▸ **AIM**: Copy out the listing that follows, exactly, without its pictures.

┏━━

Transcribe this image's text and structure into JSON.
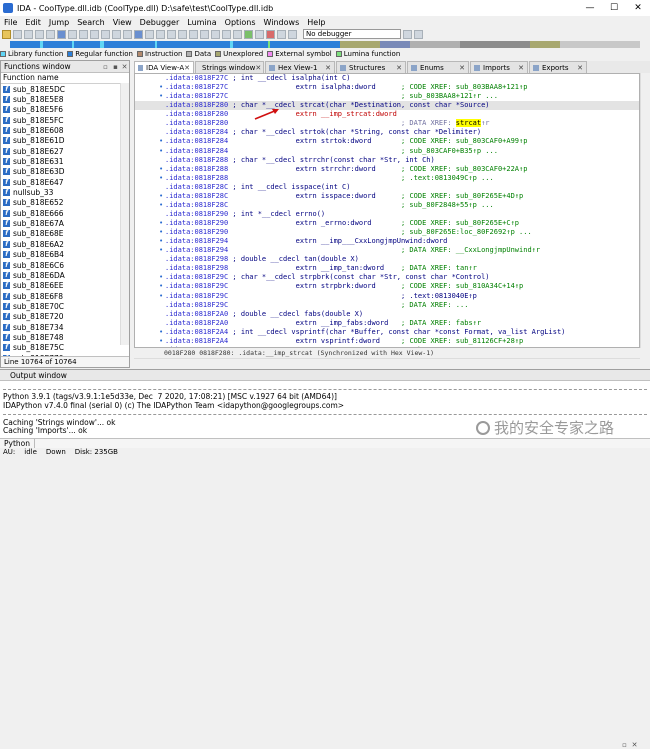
{
  "window": {
    "title": "IDA - CoolType.dll.idb (CoolType.dll) D:\\safe\\test\\CoolType.dll.idb",
    "minimize": "—",
    "maximize": "☐",
    "close": "✕"
  },
  "menu": [
    "File",
    "Edit",
    "Jump",
    "Search",
    "View",
    "Debugger",
    "Lumina",
    "Options",
    "Windows",
    "Help"
  ],
  "toolbar": {
    "debugger_value": "No debugger"
  },
  "legend": [
    {
      "label": "Library function",
      "color": "#5fd5f5"
    },
    {
      "label": "Regular function",
      "color": "#2d7fd8"
    },
    {
      "label": "Instruction",
      "color": "#b38a6e"
    },
    {
      "label": "Data",
      "color": "#b0b0b0"
    },
    {
      "label": "Unexplored",
      "color": "#a8a870"
    },
    {
      "label": "External symbol",
      "color": "#f28bf2"
    },
    {
      "label": "Lumina function",
      "color": "#7ee07e"
    }
  ],
  "functions_window": {
    "title": "Functions window",
    "header": "Function name",
    "items": [
      "sub_818E5DC",
      "sub_818E5E8",
      "sub_818E5F6",
      "sub_818E5FC",
      "sub_818E608",
      "sub_818E61D",
      "sub_818E627",
      "sub_818E631",
      "sub_818E63D",
      "sub_818E647",
      "nullsub_33",
      "sub_818E652",
      "sub_818E666",
      "sub_818E67A",
      "sub_818E68E",
      "sub_818E6A2",
      "sub_818E6B4",
      "sub_818E6C6",
      "sub_818E6DA",
      "sub_818E6EE",
      "sub_818E6F8",
      "sub_818E70C",
      "sub_818E720",
      "sub_818E734",
      "sub_818E748",
      "sub_818E75C",
      "sub_818E770"
    ],
    "status": "Line 10764 of 10764"
  },
  "tabs": [
    {
      "label": "IDA View-A",
      "active": true
    },
    {
      "label": "Strings window",
      "active": false
    },
    {
      "label": "Hex View-1",
      "active": false
    },
    {
      "label": "Structures",
      "active": false
    },
    {
      "label": "Enums",
      "active": false
    },
    {
      "label": "Imports",
      "active": false
    },
    {
      "label": "Exports",
      "active": false
    }
  ],
  "disasm": [
    {
      "addr": ".idata:0818F27C",
      "text": " ; int __cdecl isalpha(int C)",
      "cls": "cmt"
    },
    {
      "addr": ".idata:0818F27C",
      "text": "                extrn isalpha:dword      ; CODE XREF: sub_803BAA8+121↑p",
      "bullet": true
    },
    {
      "addr": ".idata:0818F27C",
      "text": "                                         ; sub_803BAA8+121↑r ...",
      "bullet": true
    },
    {
      "addr": ".idata:0818F280",
      "text": " ; char *__cdecl strcat(char *Destination, const char *Source)",
      "hl": true
    },
    {
      "addr": ".idata:0818F280",
      "text": "                extrn __imp_strcat:dword",
      "special": "strcat_imp"
    },
    {
      "addr": ".idata:0818F280",
      "text": "                                         ; DATA XREF: strcat↑r",
      "special": "xref"
    },
    {
      "addr": ".idata:0818F284",
      "text": " ; char *__cdecl strtok(char *String, const char *Delimiter)"
    },
    {
      "addr": ".idata:0818F284",
      "text": "                extrn strtok:dword       ; CODE XREF: sub_803CAF0+A99↑p",
      "bullet": true
    },
    {
      "addr": ".idata:0818F284",
      "text": "                                         ; sub_803CAF0+B35↑p ...",
      "bullet": true
    },
    {
      "addr": ".idata:0818F288",
      "text": " ; char *__cdecl strrchr(const char *Str, int Ch)"
    },
    {
      "addr": ".idata:0818F288",
      "text": "                extrn strrchr:dword      ; CODE XREF: sub_803CAF0+22A↑p",
      "bullet": true
    },
    {
      "addr": ".idata:0818F288",
      "text": "                                         ; .text:0813049C↑p ...",
      "bullet": true
    },
    {
      "addr": ".idata:0818F28C",
      "text": " ; int __cdecl isspace(int C)"
    },
    {
      "addr": ".idata:0818F28C",
      "text": "                extrn isspace:dword      ; CODE XREF: sub_80F265E+4D↑p",
      "bullet": true
    },
    {
      "addr": ".idata:0818F28C",
      "text": "                                         ; sub_80F2848+55↑p ...",
      "bullet": true
    },
    {
      "addr": ".idata:0818F290",
      "text": " ; int *__cdecl errno()"
    },
    {
      "addr": ".idata:0818F290",
      "text": "                extrn _errno:dword       ; CODE XREF: sub_80F265E+C↑p",
      "bullet": true
    },
    {
      "addr": ".idata:0818F290",
      "text": "                                         ; sub_80F265E:loc_80F2692↑p ...",
      "bullet": true
    },
    {
      "addr": ".idata:0818F294",
      "text": "                extrn __imp___CxxLongjmpUnwind:dword",
      "bullet": true
    },
    {
      "addr": ".idata:0818F294",
      "text": "                                         ; DATA XREF: __CxxLongjmpUnwind↑r",
      "bullet": true
    },
    {
      "addr": ".idata:0818F298",
      "text": " ; double __cdecl tan(double X)"
    },
    {
      "addr": ".idata:0818F298",
      "text": "                extrn __imp_tan:dword    ; DATA XREF: tan↑r"
    },
    {
      "addr": ".idata:0818F29C",
      "text": " ; char *__cdecl strpbrk(const char *Str, const char *Control)",
      "bullet": true
    },
    {
      "addr": ".idata:0818F29C",
      "text": "                extrn strpbrk:dword      ; CODE XREF: sub_810A34C+14↑p",
      "bullet": true
    },
    {
      "addr": ".idata:0818F29C",
      "text": "                                         ; .text:0813040E↑p",
      "bullet": true
    },
    {
      "addr": ".idata:0818F29C",
      "text": "                                         ; DATA XREF: ..."
    },
    {
      "addr": ".idata:0818F2A0",
      "text": " ; double __cdecl fabs(double X)"
    },
    {
      "addr": ".idata:0818F2A0",
      "text": "                extrn __imp_fabs:dword   ; DATA XREF: fabs↑r"
    },
    {
      "addr": ".idata:0818F2A4",
      "text": " ; int __cdecl vsprintf(char *Buffer, const char *const Format, va_list ArgList)",
      "bullet": true
    },
    {
      "addr": ".idata:0818F2A4",
      "text": "                extrn vsprintf:dword     ; CODE XREF: sub_81126CF+28↑p",
      "bullet": true
    },
    {
      "addr": ".idata:0818F2A4",
      "text": "                                         ; sub_81126CF+25↑p ...",
      "bullet": true
    },
    {
      "addr": ".idata:0818F2A8",
      "text": " ; double __cdecl strtod(const char *String, char **EndPtr)",
      "bullet": true
    }
  ],
  "disasm_status": "0018F280 0818F280: .idata:__imp_strcat (Synchronized with Hex View-1)",
  "output": {
    "title": "Output window",
    "lines_top": [
      "Python 3.9.1 (tags/v3.9.1:1e5d33e, Dec  7 2020, 17:08:21) [MSC v.1927 64 bit (AMD64)]",
      "IDAPython v7.4.0 final (serial 0) (c) The IDAPython Team <idapython@googlegroups.com>"
    ],
    "lines_bottom": [
      "Caching 'Strings window'... ok",
      "Caching 'Imports'... ok"
    ],
    "python_button": "Python"
  },
  "status": {
    "au": "AU:",
    "state": "idle",
    "direction": "Down",
    "disk": "Disk: 235GB"
  },
  "watermark": "我的安全专家之路"
}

┗━━

▸ **FINAL RESULT**:
Transcribe this image's text and structure into JSON.
{
  "window": {
    "title": "IDA - CoolType.dll.idb (CoolType.dll) D:\\safe\\test\\CoolType.dll.idb",
    "minimize": "—",
    "maximize": "☐",
    "close": "✕"
  },
  "menu": [
    "File",
    "Edit",
    "Jump",
    "Search",
    "View",
    "Debugger",
    "Lumina",
    "Options",
    "Windows",
    "Help"
  ],
  "toolbar": {
    "debugger_value": "No debugger"
  },
  "legend": [
    {
      "label": "Library function",
      "color": "#5fd5f5"
    },
    {
      "label": "Regular function",
      "color": "#2d7fd8"
    },
    {
      "label": "Instruction",
      "color": "#b38a6e"
    },
    {
      "label": "Data",
      "color": "#b0b0b0"
    },
    {
      "label": "Unexplored",
      "color": "#a8a870"
    },
    {
      "label": "External symbol",
      "color": "#f28bf2"
    },
    {
      "label": "Lumina function",
      "color": "#7ee07e"
    }
  ],
  "functions_window": {
    "title": "Functions window",
    "header": "Function name",
    "items": [
      "sub_818E5DC",
      "sub_818E5E8",
      "sub_818E5F6",
      "sub_818E5FC",
      "sub_818E608",
      "sub_818E61D",
      "sub_818E627",
      "sub_818E631",
      "sub_818E63D",
      "sub_818E647",
      "nullsub_33",
      "sub_818E652",
      "sub_818E666",
      "sub_818E67A",
      "sub_818E68E",
      "sub_818E6A2",
      "sub_818E6B4",
      "sub_818E6C6",
      "sub_818E6DA",
      "sub_818E6EE",
      "sub_818E6F8",
      "sub_818E70C",
      "sub_818E720",
      "sub_818E734",
      "sub_818E748",
      "sub_818E75C",
      "sub_818E770"
    ],
    "status": "Line 10764 of 10764"
  },
  "tabs": [
    {
      "label": "IDA View-A",
      "active": true
    },
    {
      "label": "Strings window",
      "active": false
    },
    {
      "label": "Hex View-1",
      "active": false
    },
    {
      "label": "Structures",
      "active": false
    },
    {
      "label": "Enums",
      "active": false
    },
    {
      "label": "Imports",
      "active": false
    },
    {
      "label": "Exports",
      "active": false
    }
  ],
  "disasm": [
    {
      "addr": ".idata:0818F27C",
      "text": " ; int __cdecl isalpha(int C)",
      "cls": "cmt"
    },
    {
      "addr": ".idata:0818F27C",
      "text": "                extrn isalpha:dword      ; CODE XREF: sub_803BAA8+121↑p",
      "bullet": true
    },
    {
      "addr": ".idata:0818F27C",
      "text": "                                         ; sub_803BAA8+121↑r ...",
      "bullet": true
    },
    {
      "addr": ".idata:0818F280",
      "text": " ; char *__cdecl strcat(char *Destination, const char *Source)",
      "hl": true
    },
    {
      "addr": ".idata:0818F280",
      "text": "                extrn __imp_strcat:dword",
      "special": "strcat_imp"
    },
    {
      "addr": ".idata:0818F280",
      "text": "                                         ; DATA XREF: strcat↑r",
      "special": "xref"
    },
    {
      "addr": ".idata:0818F284",
      "text": " ; char *__cdecl strtok(char *String, const char *Delimiter)"
    },
    {
      "addr": ".idata:0818F284",
      "text": "                extrn strtok:dword       ; CODE XREF: sub_803CAF0+A99↑p",
      "bullet": true
    },
    {
      "addr": ".idata:0818F284",
      "text": "                                         ; sub_803CAF0+B35↑p ...",
      "bullet": true
    },
    {
      "addr": ".idata:0818F288",
      "text": " ; char *__cdecl strrchr(const char *Str, int Ch)"
    },
    {
      "addr": ".idata:0818F288",
      "text": "                extrn strrchr:dword      ; CODE XREF: sub_803CAF0+22A↑p",
      "bullet": true
    },
    {
      "addr": ".idata:0818F288",
      "text": "                                         ; .text:0813049C↑p ...",
      "bullet": true
    },
    {
      "addr": ".idata:0818F28C",
      "text": " ; int __cdecl isspace(int C)"
    },
    {
      "addr": ".idata:0818F28C",
      "text": "                extrn isspace:dword      ; CODE XREF: sub_80F265E+4D↑p",
      "bullet": true
    },
    {
      "addr": ".idata:0818F28C",
      "text": "                                         ; sub_80F2848+55↑p ...",
      "bullet": true
    },
    {
      "addr": ".idata:0818F290",
      "text": " ; int *__cdecl errno()"
    },
    {
      "addr": ".idata:0818F290",
      "text": "                extrn _errno:dword       ; CODE XREF: sub_80F265E+C↑p",
      "bullet": true
    },
    {
      "addr": ".idata:0818F290",
      "text": "                                         ; sub_80F265E:loc_80F2692↑p ...",
      "bullet": true
    },
    {
      "addr": ".idata:0818F294",
      "text": "                extrn __imp___CxxLongjmpUnwind:dword",
      "bullet": true
    },
    {
      "addr": ".idata:0818F294",
      "text": "                                         ; DATA XREF: __CxxLongjmpUnwind↑r",
      "bullet": true
    },
    {
      "addr": ".idata:0818F298",
      "text": " ; double __cdecl tan(double X)"
    },
    {
      "addr": ".idata:0818F298",
      "text": "                extrn __imp_tan:dword    ; DATA XREF: tan↑r"
    },
    {
      "addr": ".idata:0818F29C",
      "text": " ; char *__cdecl strpbrk(const char *Str, const char *Control)",
      "bullet": true
    },
    {
      "addr": ".idata:0818F29C",
      "text": "                extrn strpbrk:dword      ; CODE XREF: sub_810A34C+14↑p",
      "bullet": true
    },
    {
      "addr": ".idata:0818F29C",
      "text": "                                         ; .text:0813040E↑p",
      "bullet": true
    },
    {
      "addr": ".idata:0818F29C",
      "text": "                                         ; DATA XREF: ..."
    },
    {
      "addr": ".idata:0818F2A0",
      "text": " ; double __cdecl fabs(double X)"
    },
    {
      "addr": ".idata:0818F2A0",
      "text": "                extrn __imp_fabs:dword   ; DATA XREF: fabs↑r"
    },
    {
      "addr": ".idata:0818F2A4",
      "text": " ; int __cdecl vsprintf(char *Buffer, const char *const Format, va_list ArgList)",
      "bullet": true
    },
    {
      "addr": ".idata:0818F2A4",
      "text": "                extrn vsprintf:dword     ; CODE XREF: sub_81126CF+28↑p",
      "bullet": true
    },
    {
      "addr": ".idata:0818F2A4",
      "text": "                                         ; sub_81126CF+25↑p ...",
      "bullet": true
    },
    {
      "addr": ".idata:0818F2A8",
      "text": " ; double __cdecl strtod(const char *String, char **EndPtr)",
      "bullet": true
    }
  ],
  "disasm_status": "0018F280 0818F280: .idata:__imp_strcat (Synchronized with Hex View-1)",
  "output": {
    "title": "Output window",
    "lines_top": [
      "Python 3.9.1 (tags/v3.9.1:1e5d33e, Dec  7 2020, 17:08:21) [MSC v.1927 64 bit (AMD64)]",
      "IDAPython v7.4.0 final (serial 0) (c) The IDAPython Team <idapython@googlegroups.com>"
    ],
    "lines_bottom": [
      "Caching 'Strings window'... ok",
      "Caching 'Imports'... ok"
    ],
    "python_button": "Python"
  },
  "status": {
    "au": "AU:",
    "state": "idle",
    "direction": "Down",
    "disk": "Disk: 235GB"
  },
  "watermark": "我的安全专家之路"
}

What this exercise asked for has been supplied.